- EXERCISE GOAL
Restate each of the lines given below, word for word.

+===+

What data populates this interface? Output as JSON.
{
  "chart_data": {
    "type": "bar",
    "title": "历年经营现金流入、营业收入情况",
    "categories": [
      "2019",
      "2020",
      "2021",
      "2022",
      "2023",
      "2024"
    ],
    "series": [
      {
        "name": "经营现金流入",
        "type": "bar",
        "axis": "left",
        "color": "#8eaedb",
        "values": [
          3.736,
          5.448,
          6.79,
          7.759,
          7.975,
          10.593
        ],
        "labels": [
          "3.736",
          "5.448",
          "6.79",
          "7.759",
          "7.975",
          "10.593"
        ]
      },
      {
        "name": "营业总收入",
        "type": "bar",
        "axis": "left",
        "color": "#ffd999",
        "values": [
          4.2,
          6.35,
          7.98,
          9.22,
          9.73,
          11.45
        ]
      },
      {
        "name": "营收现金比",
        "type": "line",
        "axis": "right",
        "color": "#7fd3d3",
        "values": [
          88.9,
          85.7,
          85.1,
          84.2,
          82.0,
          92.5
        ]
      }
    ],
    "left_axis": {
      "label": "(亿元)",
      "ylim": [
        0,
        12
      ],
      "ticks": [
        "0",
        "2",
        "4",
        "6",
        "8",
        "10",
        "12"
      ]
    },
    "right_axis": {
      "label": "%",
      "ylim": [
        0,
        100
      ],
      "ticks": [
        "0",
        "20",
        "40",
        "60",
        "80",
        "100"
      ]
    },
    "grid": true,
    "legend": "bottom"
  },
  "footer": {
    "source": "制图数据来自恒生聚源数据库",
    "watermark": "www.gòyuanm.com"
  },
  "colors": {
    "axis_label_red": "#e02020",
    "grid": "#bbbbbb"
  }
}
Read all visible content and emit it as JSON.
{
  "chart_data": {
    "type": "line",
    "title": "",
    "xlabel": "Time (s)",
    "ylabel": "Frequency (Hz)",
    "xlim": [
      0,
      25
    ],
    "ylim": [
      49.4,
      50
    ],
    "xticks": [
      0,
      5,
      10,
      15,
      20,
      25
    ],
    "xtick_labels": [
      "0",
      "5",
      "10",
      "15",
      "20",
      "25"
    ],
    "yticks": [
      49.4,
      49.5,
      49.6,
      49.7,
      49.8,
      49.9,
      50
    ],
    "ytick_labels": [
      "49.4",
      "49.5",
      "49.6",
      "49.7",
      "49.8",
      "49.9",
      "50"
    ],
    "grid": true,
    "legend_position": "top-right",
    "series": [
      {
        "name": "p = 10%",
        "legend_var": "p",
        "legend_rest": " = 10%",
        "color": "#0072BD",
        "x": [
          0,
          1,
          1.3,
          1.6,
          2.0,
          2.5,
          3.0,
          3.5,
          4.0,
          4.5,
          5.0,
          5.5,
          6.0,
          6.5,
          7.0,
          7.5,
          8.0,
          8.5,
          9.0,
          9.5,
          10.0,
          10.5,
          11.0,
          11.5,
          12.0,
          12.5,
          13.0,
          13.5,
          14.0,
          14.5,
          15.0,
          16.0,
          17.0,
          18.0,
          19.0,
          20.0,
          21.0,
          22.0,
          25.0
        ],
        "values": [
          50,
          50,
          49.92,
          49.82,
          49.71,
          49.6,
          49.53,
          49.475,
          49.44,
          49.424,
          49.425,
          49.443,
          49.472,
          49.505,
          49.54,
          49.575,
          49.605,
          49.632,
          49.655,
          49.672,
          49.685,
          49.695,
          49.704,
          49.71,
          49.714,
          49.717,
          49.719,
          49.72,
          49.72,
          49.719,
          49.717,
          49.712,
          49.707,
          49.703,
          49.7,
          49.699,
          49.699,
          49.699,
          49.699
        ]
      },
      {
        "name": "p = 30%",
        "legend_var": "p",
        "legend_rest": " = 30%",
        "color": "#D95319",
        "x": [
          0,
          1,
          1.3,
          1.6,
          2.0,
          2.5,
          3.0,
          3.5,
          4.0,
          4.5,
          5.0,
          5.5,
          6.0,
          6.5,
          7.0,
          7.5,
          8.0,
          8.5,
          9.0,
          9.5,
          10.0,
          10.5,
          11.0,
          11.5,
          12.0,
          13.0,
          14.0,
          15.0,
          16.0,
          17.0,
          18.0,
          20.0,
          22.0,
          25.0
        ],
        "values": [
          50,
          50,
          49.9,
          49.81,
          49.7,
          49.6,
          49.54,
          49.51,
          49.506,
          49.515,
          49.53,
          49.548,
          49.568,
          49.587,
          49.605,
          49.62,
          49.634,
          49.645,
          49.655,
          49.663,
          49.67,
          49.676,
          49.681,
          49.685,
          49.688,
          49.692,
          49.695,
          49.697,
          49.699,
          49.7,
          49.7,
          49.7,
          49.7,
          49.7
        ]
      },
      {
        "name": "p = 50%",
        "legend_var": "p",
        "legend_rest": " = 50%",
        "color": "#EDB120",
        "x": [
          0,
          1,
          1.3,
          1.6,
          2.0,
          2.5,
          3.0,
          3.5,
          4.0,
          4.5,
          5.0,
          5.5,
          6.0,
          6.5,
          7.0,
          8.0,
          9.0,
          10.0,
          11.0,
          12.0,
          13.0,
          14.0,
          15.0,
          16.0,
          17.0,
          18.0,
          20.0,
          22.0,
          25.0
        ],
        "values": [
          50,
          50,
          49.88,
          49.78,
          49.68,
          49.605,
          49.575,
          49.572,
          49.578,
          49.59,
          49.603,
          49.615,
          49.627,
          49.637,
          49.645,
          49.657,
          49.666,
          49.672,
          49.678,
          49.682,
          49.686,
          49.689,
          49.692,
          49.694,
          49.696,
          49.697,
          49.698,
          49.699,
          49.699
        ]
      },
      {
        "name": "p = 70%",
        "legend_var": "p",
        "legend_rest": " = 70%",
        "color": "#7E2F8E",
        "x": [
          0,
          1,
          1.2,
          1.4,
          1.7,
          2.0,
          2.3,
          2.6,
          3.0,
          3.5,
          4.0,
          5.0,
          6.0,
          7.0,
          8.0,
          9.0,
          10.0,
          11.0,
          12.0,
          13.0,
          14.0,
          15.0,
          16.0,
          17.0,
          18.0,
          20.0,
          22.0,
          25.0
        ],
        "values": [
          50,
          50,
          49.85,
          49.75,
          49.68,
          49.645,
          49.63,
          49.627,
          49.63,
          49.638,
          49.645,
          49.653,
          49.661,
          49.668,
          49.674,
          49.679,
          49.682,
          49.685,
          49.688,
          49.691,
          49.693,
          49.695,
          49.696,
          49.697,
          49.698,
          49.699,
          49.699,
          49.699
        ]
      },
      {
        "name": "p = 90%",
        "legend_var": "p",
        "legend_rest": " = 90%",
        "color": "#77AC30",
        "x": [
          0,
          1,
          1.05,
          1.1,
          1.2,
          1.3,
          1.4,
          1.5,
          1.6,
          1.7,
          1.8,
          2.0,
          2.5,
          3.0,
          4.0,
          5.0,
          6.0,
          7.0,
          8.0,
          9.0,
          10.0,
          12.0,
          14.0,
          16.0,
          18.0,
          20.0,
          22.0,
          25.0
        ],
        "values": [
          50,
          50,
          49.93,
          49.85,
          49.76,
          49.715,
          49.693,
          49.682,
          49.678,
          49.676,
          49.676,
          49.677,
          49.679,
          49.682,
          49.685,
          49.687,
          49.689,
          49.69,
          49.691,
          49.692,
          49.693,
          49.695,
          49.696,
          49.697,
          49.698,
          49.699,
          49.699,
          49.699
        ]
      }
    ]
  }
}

+===+

- FINAL ANSWER
What data populates this interface? Output as JSON.
{
  "chart_data": {
    "type": "bar",
    "title": "历年经营现金流入、营业收入情况",
    "categories": [
      "2019",
      "2020",
      "2021",
      "2022",
      "2023",
      "2024"
    ],
    "series": [
      {
        "name": "经营现金流入",
        "type": "bar",
        "axis": "left",
        "color": "#8eaedb",
        "values": [
          3.736,
          5.448,
          6.79,
          7.759,
          7.975,
          10.593
        ],
        "labels": [
          "3.736",
          "5.448",
          "6.79",
          "7.759",
          "7.975",
          "10.593"
        ]
      },
      {
        "name": "营业总收入",
        "type": "bar",
        "axis": "left",
        "color": "#ffd999",
        "values": [
          4.2,
          6.35,
          7.98,
          9.22,
          9.73,
          11.45
        ]
      },
      {
        "name": "营收现金比",
        "type": "line",
        "axis": "right",
        "color": "#7fd3d3",
        "values": [
          88.9,
          85.7,
          85.1,
          84.2,
          82.0,
          92.5
        ]
      }
    ],
    "left_axis": {
      "label": "(亿元)",
      "ylim": [
        0,
        12
      ],
      "ticks": [
        "0",
        "2",
        "4",
        "6",
        "8",
        "10",
        "12"
      ]
    },
    "right_axis": {
      "label": "%",
      "ylim": [
        0,
        100
      ],
      "ticks": [
        "0",
        "20",
        "40",
        "60",
        "80",
        "100"
      ]
    },
    "grid": true,
    "legend": "bottom"
  },
  "footer": {
    "source": "制图数据来自恒生聚源数据库",
    "watermark": "www.gòyuanm.com"
  },
  "colors": {
    "axis_label_red": "#e02020",
    "grid": "#bbbbbb"
  }
}
Read all visible content and emit it as JSON.
{
  "chart_data": {
    "type": "line",
    "title": "",
    "xlabel": "Time (s)",
    "ylabel": "Frequency (Hz)",
    "xlim": [
      0,
      25
    ],
    "ylim": [
      49.4,
      50
    ],
    "xticks": [
      0,
      5,
      10,
      15,
      20,
      25
    ],
    "xtick_labels": [
      "0",
      "5",
      "10",
      "15",
      "20",
      "25"
    ],
    "yticks": [
      49.4,
      49.5,
      49.6,
      49.7,
      49.8,
      49.9,
      50
    ],
    "ytick_labels": [
      "49.4",
      "49.5",
      "49.6",
      "49.7",
      "49.8",
      "49.9",
      "50"
    ],
    "grid": true,
    "legend_position": "top-right",
    "series": [
      {
        "name": "p = 10%",
        "legend_var": "p",
        "legend_rest": " = 10%",
        "color": "#0072BD",
        "x": [
          0,
          1,
          1.3,
          1.6,
          2.0,
          2.5,
          3.0,
          3.5,
          4.0,
          4.5,
          5.0,
          5.5,
          6.0,
          6.5,
          7.0,
          7.5,
          8.0,
          8.5,
          9.0,
          9.5,
          10.0,
          10.5,
          11.0,
          11.5,
          12.0,
          12.5,
          13.0,
          13.5,
          14.0,
          14.5,
          15.0,
          16.0,
          17.0,
          18.0,
          19.0,
          20.0,
          21.0,
          22.0,
          25.0
        ],
        "values": [
          50,
          50,
          49.92,
          49.82,
          49.71,
          49.6,
          49.53,
          49.475,
          49.44,
          49.424,
          49.425,
          49.443,
          49.472,
          49.505,
          49.54,
          49.575,
          49.605,
          49.632,
          49.655,
          49.672,
          49.685,
          49.695,
          49.704,
          49.71,
          49.714,
          49.717,
          49.719,
          49.72,
          49.72,
          49.719,
          49.717,
          49.712,
          49.707,
          49.703,
          49.7,
          49.699,
          49.699,
          49.699,
          49.699
        ]
      },
      {
        "name": "p = 30%",
        "legend_var": "p",
        "legend_rest": " = 30%",
        "color": "#D95319",
        "x": [
          0,
          1,
          1.3,
          1.6,
          2.0,
          2.5,
          3.0,
          3.5,
          4.0,
          4.5,
          5.0,
          5.5,
          6.0,
          6.5,
          7.0,
          7.5,
          8.0,
          8.5,
          9.0,
          9.5,
          10.0,
          10.5,
          11.0,
          11.5,
          12.0,
          13.0,
          14.0,
          15.0,
          16.0,
          17.0,
          18.0,
          20.0,
          22.0,
          25.0
        ],
        "values": [
          50,
          50,
          49.9,
          49.81,
          49.7,
          49.6,
          49.54,
          49.51,
          49.506,
          49.515,
          49.53,
          49.548,
          49.568,
          49.587,
          49.605,
          49.62,
          49.634,
          49.645,
          49.655,
          49.663,
          49.67,
          49.676,
          49.681,
          49.685,
          49.688,
          49.692,
          49.695,
          49.697,
          49.699,
          49.7,
          49.7,
          49.7,
          49.7,
          49.7
        ]
      },
      {
        "name": "p = 50%",
        "legend_var": "p",
        "legend_rest": " = 50%",
        "color": "#EDB120",
        "x": [
          0,
          1,
          1.3,
          1.6,
          2.0,
          2.5,
          3.0,
          3.5,
          4.0,
          4.5,
          5.0,
          5.5,
          6.0,
          6.5,
          7.0,
          8.0,
          9.0,
          10.0,
          11.0,
          12.0,
          13.0,
          14.0,
          15.0,
          16.0,
          17.0,
          18.0,
          20.0,
          22.0,
          25.0
        ],
        "values": [
          50,
          50,
          49.88,
          49.78,
          49.68,
          49.605,
          49.575,
          49.572,
          49.578,
          49.59,
          49.603,
          49.615,
          49.627,
          49.637,
          49.645,
          49.657,
          49.666,
          49.672,
          49.678,
          49.682,
          49.686,
          49.689,
          49.692,
          49.694,
          49.696,
          49.697,
          49.698,
          49.699,
          49.699
        ]
      },
      {
        "name": "p = 70%",
        "legend_var": "p",
        "legend_rest": " = 70%",
        "color": "#7E2F8E",
        "x": [
          0,
          1,
          1.2,
          1.4,
          1.7,
          2.0,
          2.3,
          2.6,
          3.0,
          3.5,
          4.0,
          5.0,
          6.0,
          7.0,
          8.0,
          9.0,
          10.0,
          11.0,
          12.0,
          13.0,
          14.0,
          15.0,
          16.0,
          17.0,
          18.0,
          20.0,
          22.0,
          25.0
        ],
        "values": [
          50,
          50,
          49.85,
          49.75,
          49.68,
          49.645,
          49.63,
          49.627,
          49.63,
          49.638,
          49.645,
          49.653,
          49.661,
          49.668,
          49.674,
          49.679,
          49.682,
          49.685,
          49.688,
          49.691,
          49.693,
          49.695,
          49.696,
          49.697,
          49.698,
          49.699,
          49.699,
          49.699
        ]
      },
      {
        "name": "p = 90%",
        "legend_var": "p",
        "legend_rest": " = 90%",
        "color": "#77AC30",
        "x": [
          0,
          1,
          1.05,
          1.1,
          1.2,
          1.3,
          1.4,
          1.5,
          1.6,
          1.7,
          1.8,
          2.0,
          2.5,
          3.0,
          4.0,
          5.0,
          6.0,
          7.0,
          8.0,
          9.0,
          10.0,
          12.0,
          14.0,
          16.0,
          18.0,
          20.0,
          22.0,
          25.0
        ],
        "values": [
          50,
          50,
          49.93,
          49.85,
          49.76,
          49.715,
          49.693,
          49.682,
          49.678,
          49.676,
          49.676,
          49.677,
          49.679,
          49.682,
          49.685,
          49.687,
          49.689,
          49.69,
          49.691,
          49.692,
          49.693,
          49.695,
          49.696,
          49.697,
          49.698,
          49.699,
          49.699,
          49.699
        ]
      }
    ]
  }
}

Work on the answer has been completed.